* **WHAT THE TASK REQUIRES**
Copy the records below exactly, leaving out any pictures.
— begin —
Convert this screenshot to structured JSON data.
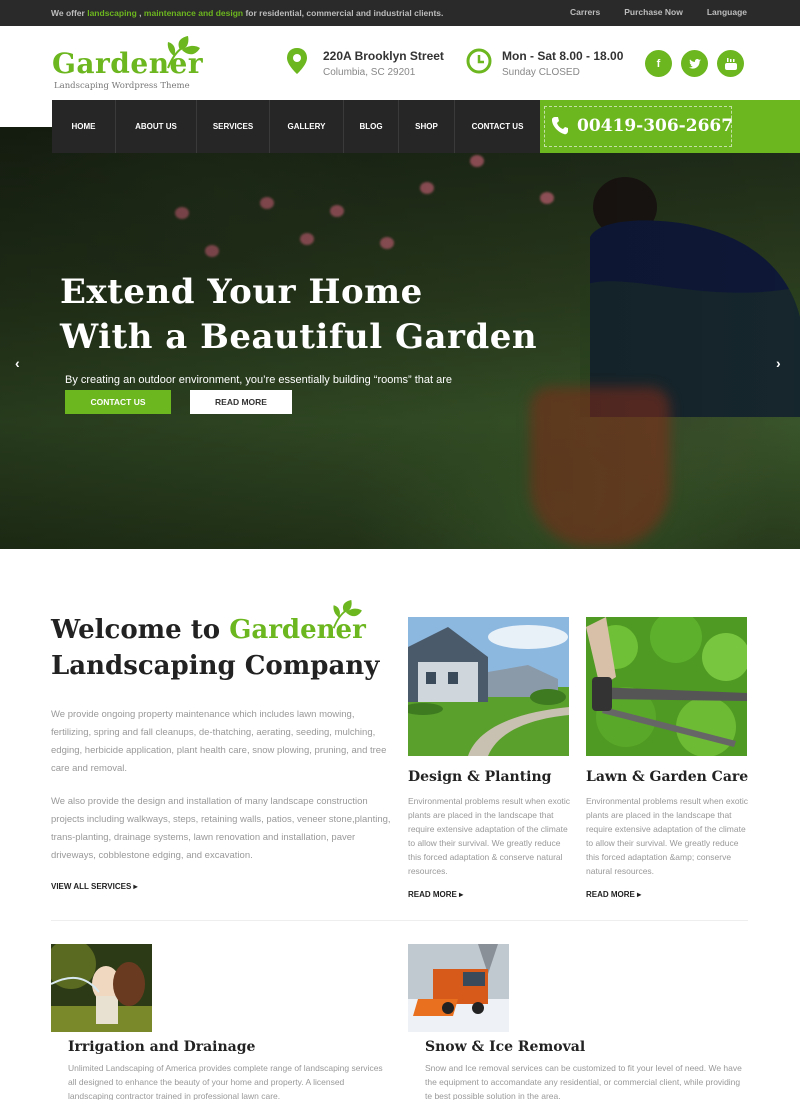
{
  "topbar": {
    "msg_pre": "We offer ",
    "msg_hl1": "landscaping",
    "msg_mid": " , ",
    "msg_hl2": "maintenance and design",
    "msg_post": " for residential, commercial and industrial clients.",
    "links": [
      "Carrers",
      "Purchase Now",
      "Language"
    ]
  },
  "logo": {
    "name": "Gardener",
    "tagline": "Landscaping Wordpress Theme"
  },
  "address": {
    "line1": "220A Brooklyn Street",
    "line2": "Columbia, SC 29201"
  },
  "hours": {
    "line1": "Mon - Sat 8.00 - 18.00",
    "line2": "Sunday CLOSED"
  },
  "social": [
    "facebook-icon",
    "twitter-icon",
    "youtube-icon"
  ],
  "nav": {
    "items": [
      "HOME",
      "ABOUT US",
      "SERVICES",
      "GALLERY",
      "BLOG",
      "SHOP",
      "CONTACT US"
    ],
    "phone": "00419-306-2667"
  },
  "hero": {
    "title_line1": "Extend Your Home",
    "title_line2": "With a Beautiful Garden",
    "lead": "By creating an outdoor environment, you’re essentially building “rooms” that are",
    "btn_contact": "CONTACT US",
    "btn_readmore": "READ MORE"
  },
  "welcome": {
    "title_a": "Welcome to ",
    "title_green": "Gardener",
    "title_b": "Landscaping Company",
    "para1": "We provide ongoing property maintenance which includes lawn mowing, fertilizing, spring and fall cleanups, de-thatching, aerating, seeding, mulching, edging, herbicide application, plant health care, snow plowing, pruning, and tree care and removal.",
    "para2": "We also provide the design and installation of many landscape construction projects including walkways, steps, retaining walls, patios, veneer stone,planting, trans-planting, drainage systems, lawn renovation and installation, paver driveways, cobblestone edging, and excavation.",
    "view_all": "VIEW ALL SERVICES"
  },
  "cards": [
    {
      "title": "Design & Planting",
      "text": "Environmental problems result when exotic plants are placed in the landscape that require extensive adaptation of the climate to allow their survival. We greatly reduce this forced adaptation & conserve natural resources.",
      "read_more": "READ MORE"
    },
    {
      "title": "Lawn & Garden Care",
      "text": "Environmental problems result when exotic plants are placed in the landscape that require extensive adaptation of the climate to allow their survival. We greatly reduce this forced adaptation &amp; conserve natural resources.",
      "read_more": "READ MORE"
    }
  ],
  "bottom": [
    {
      "title": "Irrigation and Drainage",
      "text": "Unlimited Landscaping of America provides complete range of landscaping services all designed to enhance the beauty of your home and property. A licensed landscaping contractor trained in professional lawn care."
    },
    {
      "title": "Snow & Ice Removal",
      "text": "Snow and Ice removal services can be customized to fit your level of need. We have the equipment to accomandate any residential, or commercial client, while providing te best possible solution in the area."
    }
  ],
  "colors": {
    "accent": "#6cb61f",
    "dark": "#262626",
    "topbar": "#2a2a2a"
  }
}
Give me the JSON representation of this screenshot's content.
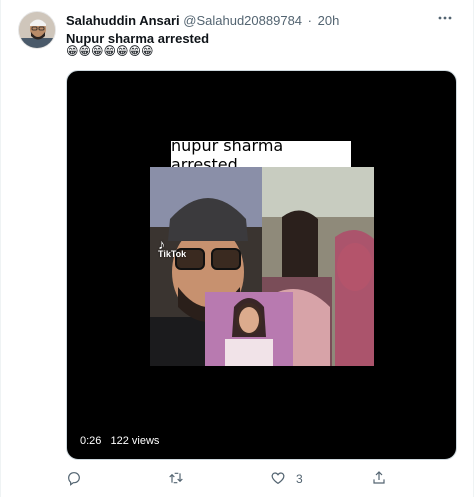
— end —
* **RESPONSE**
Convert this screenshot to structured JSON data.
{
  "topbar": {
    "msg_pre": "We offer ",
    "msg_hl1": "landscaping",
    "msg_mid": " , ",
    "msg_hl2": "maintenance and design",
    "msg_post": " for residential, commercial and industrial clients.",
    "links": [
      "Carrers",
      "Purchase Now",
      "Language"
    ]
  },
  "logo": {
    "name": "Gardener",
    "tagline": "Landscaping Wordpress Theme"
  },
  "address": {
    "line1": "220A Brooklyn Street",
    "line2": "Columbia, SC 29201"
  },
  "hours": {
    "line1": "Mon - Sat 8.00 - 18.00",
    "line2": "Sunday CLOSED"
  },
  "social": [
    "facebook-icon",
    "twitter-icon",
    "youtube-icon"
  ],
  "nav": {
    "items": [
      "HOME",
      "ABOUT US",
      "SERVICES",
      "GALLERY",
      "BLOG",
      "SHOP",
      "CONTACT US"
    ],
    "phone": "00419-306-2667"
  },
  "hero": {
    "title_line1": "Extend Your Home",
    "title_line2": "With a Beautiful Garden",
    "lead": "By creating an outdoor environment, you’re essentially building “rooms” that are",
    "btn_contact": "CONTACT US",
    "btn_readmore": "READ MORE"
  },
  "welcome": {
    "title_a": "Welcome to ",
    "title_green": "Gardener",
    "title_b": "Landscaping Company",
    "para1": "We provide ongoing property maintenance which includes lawn mowing, fertilizing, spring and fall cleanups, de-thatching, aerating, seeding, mulching, edging, herbicide application, plant health care, snow plowing, pruning, and tree care and removal.",
    "para2": "We also provide the design and installation of many landscape construction projects including walkways, steps, retaining walls, patios, veneer stone,planting, trans-planting, drainage systems, lawn renovation and installation, paver driveways, cobblestone edging, and excavation.",
    "view_all": "VIEW ALL SERVICES"
  },
  "cards": [
    {
      "title": "Design & Planting",
      "text": "Environmental problems result when exotic plants are placed in the landscape that require extensive adaptation of the climate to allow their survival. We greatly reduce this forced adaptation & conserve natural resources.",
      "read_more": "READ MORE"
    },
    {
      "title": "Lawn & Garden Care",
      "text": "Environmental problems result when exotic plants are placed in the landscape that require extensive adaptation of the climate to allow their survival. We greatly reduce this forced adaptation &amp; conserve natural resources.",
      "read_more": "READ MORE"
    }
  ],
  "bottom": [
    {
      "title": "Irrigation and Drainage",
      "text": "Unlimited Landscaping of America provides complete range of landscaping services all designed to enhance the beauty of your home and property. A licensed landscaping contractor trained in professional lawn care."
    },
    {
      "title": "Snow & Ice Removal",
      "text": "Snow and Ice removal services can be customized to fit your level of need. We have the equipment to accomandate any residential, or commercial client, while providing te best possible solution in the area."
    }
  ],
  "colors": {
    "accent": "#6cb61f",
    "dark": "#262626",
    "topbar": "#2a2a2a"
  }
}
Give me the JSON representation of this screenshot's content.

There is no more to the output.